*Records for the task*
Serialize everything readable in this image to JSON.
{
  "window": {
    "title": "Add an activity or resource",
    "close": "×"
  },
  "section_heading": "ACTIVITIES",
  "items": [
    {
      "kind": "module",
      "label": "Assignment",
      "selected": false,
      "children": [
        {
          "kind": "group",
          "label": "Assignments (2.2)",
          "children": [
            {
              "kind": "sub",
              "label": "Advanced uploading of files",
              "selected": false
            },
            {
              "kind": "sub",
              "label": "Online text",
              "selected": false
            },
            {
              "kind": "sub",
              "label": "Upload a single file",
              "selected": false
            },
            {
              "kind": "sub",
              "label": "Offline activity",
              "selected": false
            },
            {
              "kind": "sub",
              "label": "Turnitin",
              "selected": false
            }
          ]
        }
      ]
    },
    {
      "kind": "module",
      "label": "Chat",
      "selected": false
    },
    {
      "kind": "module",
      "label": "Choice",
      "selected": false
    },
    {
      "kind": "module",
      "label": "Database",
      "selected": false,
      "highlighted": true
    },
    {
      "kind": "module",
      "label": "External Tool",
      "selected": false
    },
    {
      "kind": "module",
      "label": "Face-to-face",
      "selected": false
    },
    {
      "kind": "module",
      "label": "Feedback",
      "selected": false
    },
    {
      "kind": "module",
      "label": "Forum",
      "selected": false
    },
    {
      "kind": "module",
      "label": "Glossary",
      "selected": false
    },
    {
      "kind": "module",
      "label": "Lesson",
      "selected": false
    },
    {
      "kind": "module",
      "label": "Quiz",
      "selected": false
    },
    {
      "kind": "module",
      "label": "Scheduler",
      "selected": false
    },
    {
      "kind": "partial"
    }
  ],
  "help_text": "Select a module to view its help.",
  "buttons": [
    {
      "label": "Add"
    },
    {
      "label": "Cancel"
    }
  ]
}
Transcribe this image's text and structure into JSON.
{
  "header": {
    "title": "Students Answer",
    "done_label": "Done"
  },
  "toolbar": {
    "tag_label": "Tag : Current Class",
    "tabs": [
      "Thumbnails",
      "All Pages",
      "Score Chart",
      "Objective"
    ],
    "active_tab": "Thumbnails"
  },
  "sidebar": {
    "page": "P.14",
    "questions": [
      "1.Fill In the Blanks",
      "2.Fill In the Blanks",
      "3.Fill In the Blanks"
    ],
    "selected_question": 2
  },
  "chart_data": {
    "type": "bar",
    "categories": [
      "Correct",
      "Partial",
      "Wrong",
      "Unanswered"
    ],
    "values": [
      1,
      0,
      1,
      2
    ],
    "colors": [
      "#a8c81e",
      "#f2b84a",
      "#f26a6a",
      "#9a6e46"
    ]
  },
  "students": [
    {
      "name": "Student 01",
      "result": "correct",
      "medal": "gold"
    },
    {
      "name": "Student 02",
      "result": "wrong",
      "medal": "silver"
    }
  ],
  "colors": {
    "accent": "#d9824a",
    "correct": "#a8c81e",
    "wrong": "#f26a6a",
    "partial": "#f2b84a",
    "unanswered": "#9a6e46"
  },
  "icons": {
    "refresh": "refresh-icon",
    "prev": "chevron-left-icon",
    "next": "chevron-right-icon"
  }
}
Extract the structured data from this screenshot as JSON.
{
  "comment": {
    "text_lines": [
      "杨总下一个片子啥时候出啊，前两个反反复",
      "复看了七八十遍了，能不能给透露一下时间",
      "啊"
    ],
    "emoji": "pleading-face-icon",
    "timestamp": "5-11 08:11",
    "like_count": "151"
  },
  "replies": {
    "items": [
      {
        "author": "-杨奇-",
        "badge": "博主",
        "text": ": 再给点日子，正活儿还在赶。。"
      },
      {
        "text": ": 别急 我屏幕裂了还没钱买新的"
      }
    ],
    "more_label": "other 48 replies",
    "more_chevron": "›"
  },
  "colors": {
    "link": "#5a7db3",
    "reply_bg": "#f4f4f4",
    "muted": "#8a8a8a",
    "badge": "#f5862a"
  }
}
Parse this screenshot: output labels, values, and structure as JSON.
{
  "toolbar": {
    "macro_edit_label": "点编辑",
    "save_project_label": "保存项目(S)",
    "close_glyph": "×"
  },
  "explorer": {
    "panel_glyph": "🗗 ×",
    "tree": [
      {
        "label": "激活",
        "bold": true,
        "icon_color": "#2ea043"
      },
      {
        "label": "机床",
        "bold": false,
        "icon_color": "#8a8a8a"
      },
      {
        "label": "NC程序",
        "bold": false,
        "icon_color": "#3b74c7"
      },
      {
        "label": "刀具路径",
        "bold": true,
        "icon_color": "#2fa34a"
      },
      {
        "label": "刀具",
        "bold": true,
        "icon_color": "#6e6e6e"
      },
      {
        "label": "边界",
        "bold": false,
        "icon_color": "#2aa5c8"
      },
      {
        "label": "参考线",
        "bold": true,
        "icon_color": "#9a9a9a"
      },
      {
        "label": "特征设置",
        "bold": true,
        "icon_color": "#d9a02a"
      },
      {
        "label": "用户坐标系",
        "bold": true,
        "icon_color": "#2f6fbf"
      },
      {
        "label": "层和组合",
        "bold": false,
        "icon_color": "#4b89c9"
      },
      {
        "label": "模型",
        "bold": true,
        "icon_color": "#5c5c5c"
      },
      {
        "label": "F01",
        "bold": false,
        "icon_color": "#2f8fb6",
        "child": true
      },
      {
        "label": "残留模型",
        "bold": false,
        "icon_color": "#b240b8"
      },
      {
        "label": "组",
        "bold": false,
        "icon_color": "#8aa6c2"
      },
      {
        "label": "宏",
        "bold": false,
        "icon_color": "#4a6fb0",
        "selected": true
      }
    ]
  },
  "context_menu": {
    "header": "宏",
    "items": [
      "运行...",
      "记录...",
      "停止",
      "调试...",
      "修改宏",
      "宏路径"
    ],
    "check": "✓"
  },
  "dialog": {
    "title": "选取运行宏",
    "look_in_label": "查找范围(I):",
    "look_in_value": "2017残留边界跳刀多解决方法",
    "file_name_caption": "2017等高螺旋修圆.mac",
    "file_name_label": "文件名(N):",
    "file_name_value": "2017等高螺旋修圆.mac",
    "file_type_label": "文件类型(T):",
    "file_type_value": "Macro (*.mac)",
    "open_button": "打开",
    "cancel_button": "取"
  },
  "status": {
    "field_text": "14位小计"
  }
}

*Exercise description*
Repeat the listing exactly, from its first line to its last.

*Exercise result*
Serialize everything readable in this image to JSON.
{
  "window": {
    "title": "Add an activity or resource",
    "close": "×"
  },
  "section_heading": "ACTIVITIES",
  "items": [
    {
      "kind": "module",
      "label": "Assignment",
      "selected": false,
      "children": [
        {
          "kind": "group",
          "label": "Assignments (2.2)",
          "children": [
            {
              "kind": "sub",
              "label": "Advanced uploading of files",
              "selected": false
            },
            {
              "kind": "sub",
              "label": "Online text",
              "selected": false
            },
            {
              "kind": "sub",
              "label": "Upload a single file",
              "selected": false
            },
            {
              "kind": "sub",
              "label": "Offline activity",
              "selected": false
            },
            {
              "kind": "sub",
              "label": "Turnitin",
              "selected": false
            }
          ]
        }
      ]
    },
    {
      "kind": "module",
      "label": "Chat",
      "selected": false
    },
    {
      "kind": "module",
      "label": "Choice",
      "selected": false
    },
    {
      "kind": "module",
      "label": "Database",
      "selected": false,
      "highlighted": true
    },
    {
      "kind": "module",
      "label": "External Tool",
      "selected": false
    },
    {
      "kind": "module",
      "label": "Face-to-face",
      "selected": false
    },
    {
      "kind": "module",
      "label": "Feedback",
      "selected": false
    },
    {
      "kind": "module",
      "label": "Forum",
      "selected": false
    },
    {
      "kind": "module",
      "label": "Glossary",
      "selected": false
    },
    {
      "kind": "module",
      "label": "Lesson",
      "selected": false
    },
    {
      "kind": "module",
      "label": "Quiz",
      "selected": false
    },
    {
      "kind": "module",
      "label": "Scheduler",
      "selected": false
    },
    {
      "kind": "partial"
    }
  ],
  "help_text": "Select a module to view its help.",
  "buttons": [
    {
      "label": "Add"
    },
    {
      "label": "Cancel"
    }
  ]
}
Transcribe this image's text and structure into JSON.
{
  "header": {
    "title": "Students Answer",
    "done_label": "Done"
  },
  "toolbar": {
    "tag_label": "Tag : Current Class",
    "tabs": [
      "Thumbnails",
      "All Pages",
      "Score Chart",
      "Objective"
    ],
    "active_tab": "Thumbnails"
  },
  "sidebar": {
    "page": "P.14",
    "questions": [
      "1.Fill In the Blanks",
      "2.Fill In the Blanks",
      "3.Fill In the Blanks"
    ],
    "selected_question": 2
  },
  "chart_data": {
    "type": "bar",
    "categories": [
      "Correct",
      "Partial",
      "Wrong",
      "Unanswered"
    ],
    "values": [
      1,
      0,
      1,
      2
    ],
    "colors": [
      "#a8c81e",
      "#f2b84a",
      "#f26a6a",
      "#9a6e46"
    ]
  },
  "students": [
    {
      "name": "Student 01",
      "result": "correct",
      "medal": "gold"
    },
    {
      "name": "Student 02",
      "result": "wrong",
      "medal": "silver"
    }
  ],
  "colors": {
    "accent": "#d9824a",
    "correct": "#a8c81e",
    "wrong": "#f26a6a",
    "partial": "#f2b84a",
    "unanswered": "#9a6e46"
  },
  "icons": {
    "refresh": "refresh-icon",
    "prev": "chevron-left-icon",
    "next": "chevron-right-icon"
  }
}
Extract the structured data from this screenshot as JSON.
{
  "comment": {
    "text_lines": [
      "杨总下一个片子啥时候出啊，前两个反反复",
      "复看了七八十遍了，能不能给透露一下时间",
      "啊"
    ],
    "emoji": "pleading-face-icon",
    "timestamp": "5-11 08:11",
    "like_count": "151"
  },
  "replies": {
    "items": [
      {
        "author": "-杨奇-",
        "badge": "博主",
        "text": ": 再给点日子，正活儿还在赶。。"
      },
      {
        "text": ": 别急 我屏幕裂了还没钱买新的"
      }
    ],
    "more_label": "other 48 replies",
    "more_chevron": "›"
  },
  "colors": {
    "link": "#5a7db3",
    "reply_bg": "#f4f4f4",
    "muted": "#8a8a8a",
    "badge": "#f5862a"
  }
}
Parse this screenshot: output labels, values, and structure as JSON.
{
  "toolbar": {
    "macro_edit_label": "点编辑",
    "save_project_label": "保存项目(S)",
    "close_glyph": "×"
  },
  "explorer": {
    "panel_glyph": "🗗 ×",
    "tree": [
      {
        "label": "激活",
        "bold": true,
        "icon_color": "#2ea043"
      },
      {
        "label": "机床",
        "bold": false,
        "icon_color": "#8a8a8a"
      },
      {
        "label": "NC程序",
        "bold": false,
        "icon_color": "#3b74c7"
      },
      {
        "label": "刀具路径",
        "bold": true,
        "icon_color": "#2fa34a"
      },
      {
        "label": "刀具",
        "bold": true,
        "icon_color": "#6e6e6e"
      },
      {
        "label": "边界",
        "bold": false,
        "icon_color": "#2aa5c8"
      },
      {
        "label": "参考线",
        "bold": true,
        "icon_color": "#9a9a9a"
      },
      {
        "label": "特征设置",
        "bold": true,
        "icon_color": "#d9a02a"
      },
      {
        "label": "用户坐标系",
        "bold": true,
        "icon_color": "#2f6fbf"
      },
      {
        "label": "层和组合",
        "bold": false,
        "icon_color": "#4b89c9"
      },
      {
        "label": "模型",
        "bold": true,
        "icon_color": "#5c5c5c"
      },
      {
        "label": "F01",
        "bold": false,
        "icon_color": "#2f8fb6",
        "child": true
      },
      {
        "label": "残留模型",
        "bold": false,
        "icon_color": "#b240b8"
      },
      {
        "label": "组",
        "bold": false,
        "icon_color": "#8aa6c2"
      },
      {
        "label": "宏",
        "bold": false,
        "icon_color": "#4a6fb0",
        "selected": true
      }
    ]
  },
  "context_menu": {
    "header": "宏",
    "items": [
      "运行...",
      "记录...",
      "停止",
      "调试...",
      "修改宏",
      "宏路径"
    ],
    "check": "✓"
  },
  "dialog": {
    "title": "选取运行宏",
    "look_in_label": "查找范围(I):",
    "look_in_value": "2017残留边界跳刀多解决方法",
    "file_name_caption": "2017等高螺旋修圆.mac",
    "file_name_label": "文件名(N):",
    "file_name_value": "2017等高螺旋修圆.mac",
    "file_type_label": "文件类型(T):",
    "file_type_value": "Macro (*.mac)",
    "open_button": "打开",
    "cancel_button": "取"
  },
  "status": {
    "field_text": "14位小计"
  }
}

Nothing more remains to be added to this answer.